──────── Excerpted data ────────
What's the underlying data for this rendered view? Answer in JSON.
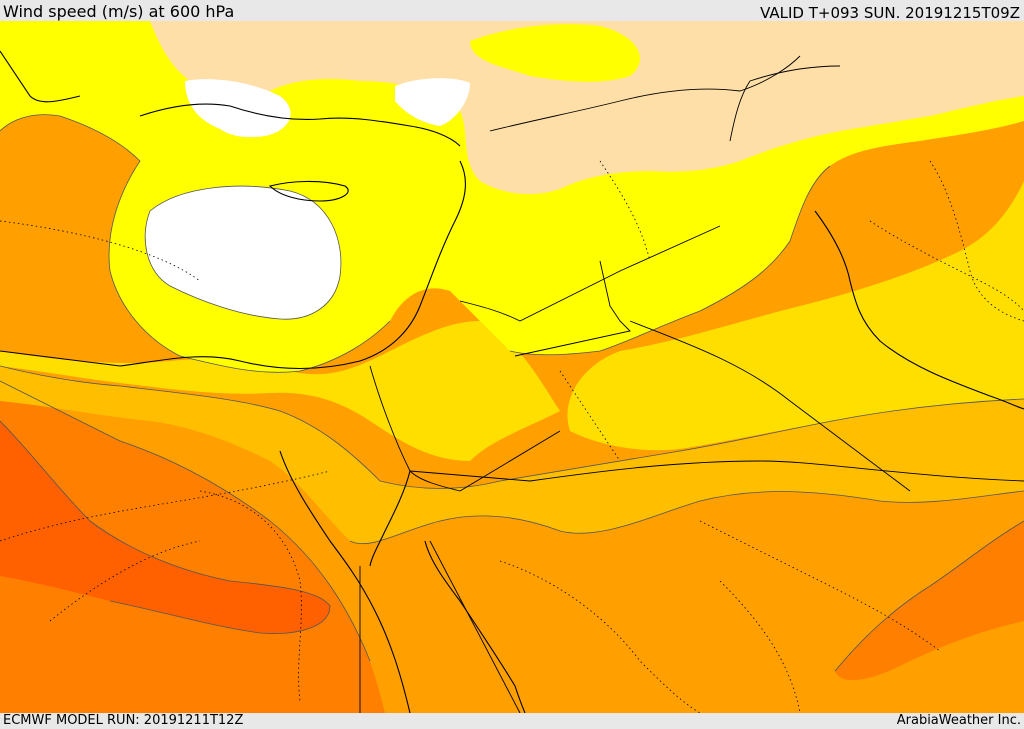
{
  "header": {
    "title": "Wind speed (m/s) at 600 hPa",
    "valid": "VALID T+093 SUN. 20191215T09Z"
  },
  "footer": {
    "model_run": "ECMWF MODEL RUN: 20191211T12Z",
    "brand": "ArabiaWeather Inc."
  },
  "map": {
    "field": "wind-speed-600hPa",
    "colors": {
      "calm": "#ffffff",
      "very_low": "#ffdfa8",
      "low": "#ffff00",
      "moderate": "#ffdf00",
      "medium": "#ffbf00",
      "high": "#ff9f00",
      "very_high": "#ff8000",
      "extreme": "#ff6000",
      "coastline": "#000000",
      "border": "#000000"
    },
    "icons": [
      "coastline-lines",
      "country-border-lines",
      "contour-lines"
    ]
  }
}
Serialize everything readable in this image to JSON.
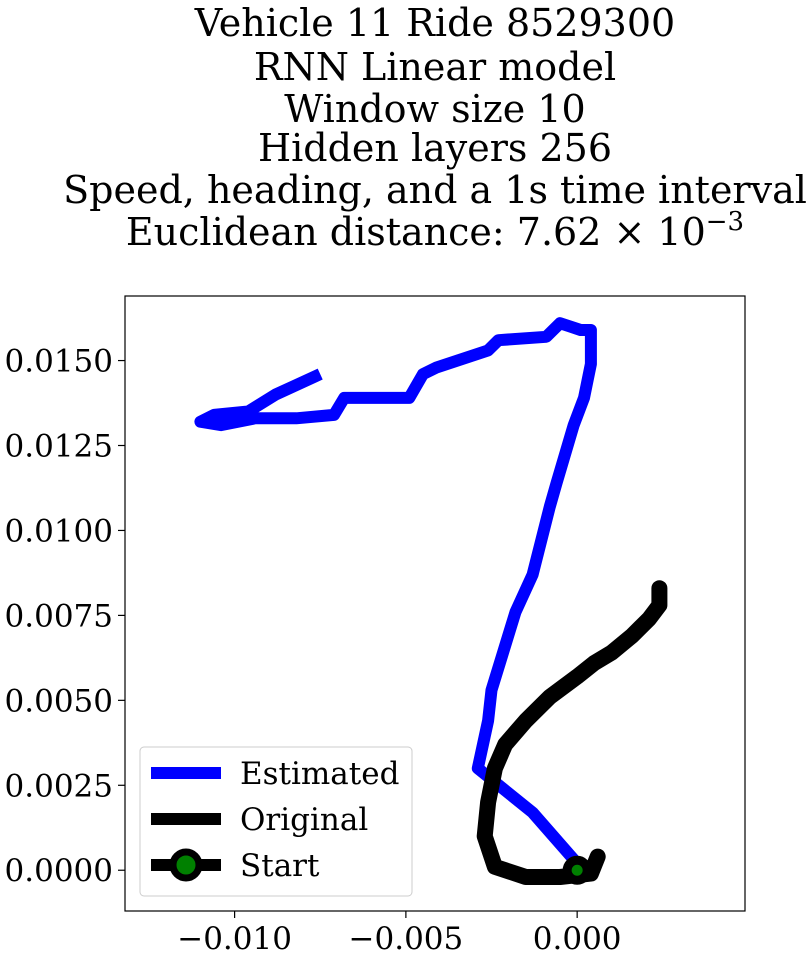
{
  "chart_data": {
    "type": "line",
    "title_lines": [
      "Vehicle 11 Ride 8529300",
      "RNN Linear model",
      "Window size 10",
      "Hidden layers 256",
      "Speed, heading, and a 1s time interval"
    ],
    "distance_prefix": "Euclidean distance: ",
    "distance_mantissa": "7.62",
    "distance_exponent": "−3",
    "xlim": [
      -0.0132,
      0.0049
    ],
    "ylim": [
      -0.0012,
      0.0169
    ],
    "xticks": [
      -0.01,
      -0.005,
      0.0
    ],
    "xtick_labels": [
      "−0.010",
      "−0.005",
      "0.000"
    ],
    "yticks": [
      0.0,
      0.0025,
      0.005,
      0.0075,
      0.01,
      0.0125,
      0.015
    ],
    "ytick_labels": [
      "0.0000",
      "0.0025",
      "0.0050",
      "0.0075",
      "0.0100",
      "0.0125",
      "0.0150"
    ],
    "legend_position": "lower-left",
    "series": [
      {
        "name": "Estimated",
        "color": "#0000ff",
        "x": [
          0.0,
          -0.0013,
          -0.0029,
          -0.0026,
          -0.0025,
          -0.0018,
          -0.0013,
          -0.0008,
          -0.0006,
          -0.0001,
          0.0002,
          0.0004,
          0.0004,
          0.0001,
          -0.0002,
          -0.0005,
          -0.0009,
          -0.0023,
          -0.0026,
          -0.0041,
          -0.0045,
          -0.0049,
          -0.0068,
          -0.0071,
          -0.0082,
          -0.0087,
          -0.0094,
          -0.0104,
          -0.011,
          -0.0106,
          -0.0096,
          -0.0088,
          -0.0075
        ],
        "y": [
          0.0002,
          0.0017,
          0.003,
          0.0044,
          0.0053,
          0.0076,
          0.0087,
          0.0107,
          0.0114,
          0.0131,
          0.0139,
          0.0149,
          0.0159,
          0.0159,
          0.016,
          0.0161,
          0.0157,
          0.0156,
          0.0153,
          0.0148,
          0.0146,
          0.0139,
          0.0139,
          0.0134,
          0.0133,
          0.0133,
          0.0133,
          0.0131,
          0.0132,
          0.0134,
          0.0135,
          0.014,
          0.0146
        ]
      },
      {
        "name": "Original",
        "color": "#000000",
        "x": [
          0.0006,
          0.0004,
          -0.0005,
          -0.0015,
          -0.0024,
          -0.0027,
          -0.0026,
          -0.0024,
          -0.0021,
          -0.0015,
          -0.0008,
          0.0,
          0.0005,
          0.001,
          0.0016,
          0.0021,
          0.0024,
          0.0024
        ],
        "y": [
          0.0004,
          -0.0001,
          -0.0002,
          -0.0002,
          0.0001,
          0.001,
          0.002,
          0.003,
          0.0037,
          0.0044,
          0.0051,
          0.0057,
          0.0061,
          0.0064,
          0.0069,
          0.0074,
          0.0078,
          0.0083
        ]
      }
    ],
    "start": {
      "name": "Start",
      "x": 0.0,
      "y": 0.0,
      "edge_color": "#000000",
      "face_color": "#008000"
    }
  }
}
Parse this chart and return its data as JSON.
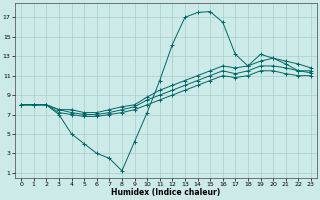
{
  "xlabel": "Humidex (Indice chaleur)",
  "bg_color": "#cceae7",
  "line_color": "#006666",
  "grid_color": "#aacccc",
  "xlim": [
    -0.5,
    23.5
  ],
  "ylim": [
    0.5,
    18.5
  ],
  "xticks": [
    0,
    1,
    2,
    3,
    4,
    5,
    6,
    7,
    8,
    9,
    10,
    11,
    12,
    13,
    14,
    15,
    16,
    17,
    18,
    19,
    20,
    21,
    22,
    23
  ],
  "yticks": [
    1,
    3,
    5,
    7,
    9,
    11,
    13,
    15,
    17
  ],
  "line1_x": [
    0,
    1,
    2,
    3,
    4,
    5,
    6,
    7,
    8,
    9,
    10,
    11,
    12,
    13,
    14,
    15,
    16,
    17,
    18,
    19,
    20,
    21,
    22,
    23
  ],
  "line1_y": [
    8.0,
    8.0,
    8.0,
    7.0,
    5.0,
    4.0,
    3.0,
    2.5,
    1.2,
    4.2,
    7.2,
    10.5,
    14.2,
    17.0,
    17.5,
    17.6,
    16.5,
    13.2,
    12.0,
    12.5,
    12.8,
    12.2,
    11.5,
    11.5
  ],
  "line2_x": [
    0,
    1,
    2,
    3,
    4,
    5,
    6,
    7,
    8,
    9,
    10,
    11,
    12,
    13,
    14,
    15,
    16,
    17,
    18,
    19,
    20,
    21,
    22,
    23
  ],
  "line2_y": [
    8.0,
    8.0,
    8.0,
    7.5,
    7.5,
    7.2,
    7.2,
    7.5,
    7.8,
    8.0,
    8.8,
    9.5,
    10.0,
    10.5,
    11.0,
    11.5,
    12.0,
    11.8,
    12.0,
    13.2,
    12.8,
    12.5,
    12.2,
    11.8
  ],
  "line3_x": [
    0,
    1,
    2,
    3,
    4,
    5,
    6,
    7,
    8,
    9,
    10,
    11,
    12,
    13,
    14,
    15,
    16,
    17,
    18,
    19,
    20,
    21,
    22,
    23
  ],
  "line3_y": [
    8.0,
    8.0,
    8.0,
    7.5,
    7.2,
    7.0,
    7.0,
    7.2,
    7.5,
    7.8,
    8.5,
    9.0,
    9.5,
    10.0,
    10.5,
    11.0,
    11.5,
    11.2,
    11.5,
    12.0,
    12.0,
    11.8,
    11.5,
    11.3
  ],
  "line4_x": [
    0,
    1,
    2,
    3,
    4,
    5,
    6,
    7,
    8,
    9,
    10,
    11,
    12,
    13,
    14,
    15,
    16,
    17,
    18,
    19,
    20,
    21,
    22,
    23
  ],
  "line4_y": [
    8.0,
    8.0,
    8.0,
    7.2,
    7.0,
    6.8,
    6.8,
    7.0,
    7.2,
    7.5,
    8.0,
    8.5,
    9.0,
    9.5,
    10.0,
    10.5,
    11.0,
    10.8,
    11.0,
    11.5,
    11.5,
    11.2,
    11.0,
    11.0
  ]
}
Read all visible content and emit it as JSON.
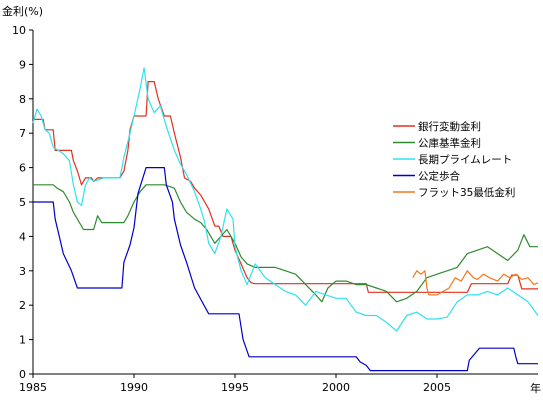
────────
### Request
Reproduce each line holding the word "this".

### Exercise result
What's the underlying data for this rendered view? Answer in JSON.
Serialize everything readable in this image to JSON.
Parse this chart and return its data as JSON.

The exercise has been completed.